[Short task] Reproduce every line of the material below, but drop the pictures.
──────── Input rows ────────
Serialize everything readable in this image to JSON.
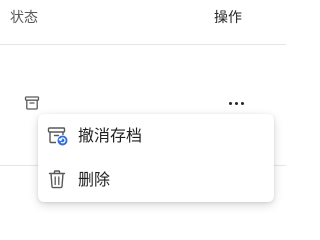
{
  "table": {
    "headers": {
      "status": "状态",
      "actions": "操作"
    },
    "row": {
      "status_icon": "archive-icon",
      "actions_icon": "more-horizontal-icon"
    }
  },
  "context_menu": {
    "items": [
      {
        "label": "撤消存档",
        "icon": "unarchive-icon"
      },
      {
        "label": "删除",
        "icon": "trash-icon"
      }
    ]
  },
  "colors": {
    "icon_gray": "#595959",
    "accent_blue": "#2f6fdf",
    "text": "#1f1f1f",
    "divider": "#e6e6e6"
  }
}
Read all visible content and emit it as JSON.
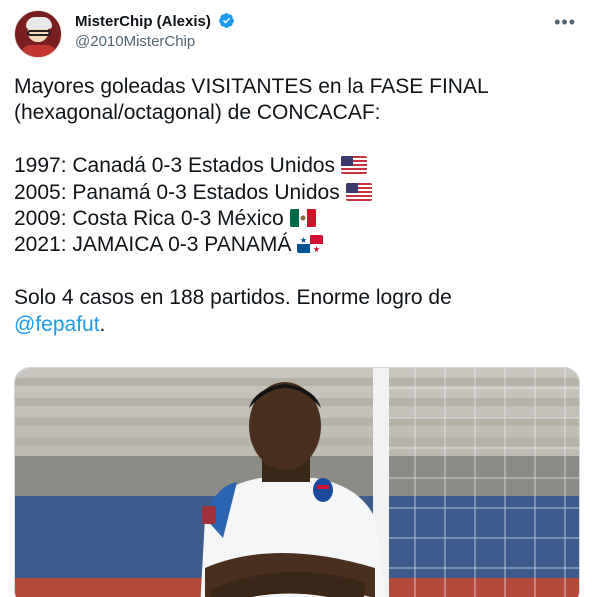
────────
[Response to the task]
Serialize everything readable in this image to JSON.
{
  "table": {
    "headers": {
      "status": "状态",
      "actions": "操作"
    },
    "row": {
      "status_icon": "archive-icon",
      "actions_icon": "more-horizontal-icon"
    }
  },
  "context_menu": {
    "items": [
      {
        "label": "撤消存档",
        "icon": "unarchive-icon"
      },
      {
        "label": "删除",
        "icon": "trash-icon"
      }
    ]
  },
  "colors": {
    "icon_gray": "#595959",
    "accent_blue": "#2f6fdf",
    "text": "#1f1f1f",
    "divider": "#e6e6e6"
  }
}
Read all visible content and emit it as JSON.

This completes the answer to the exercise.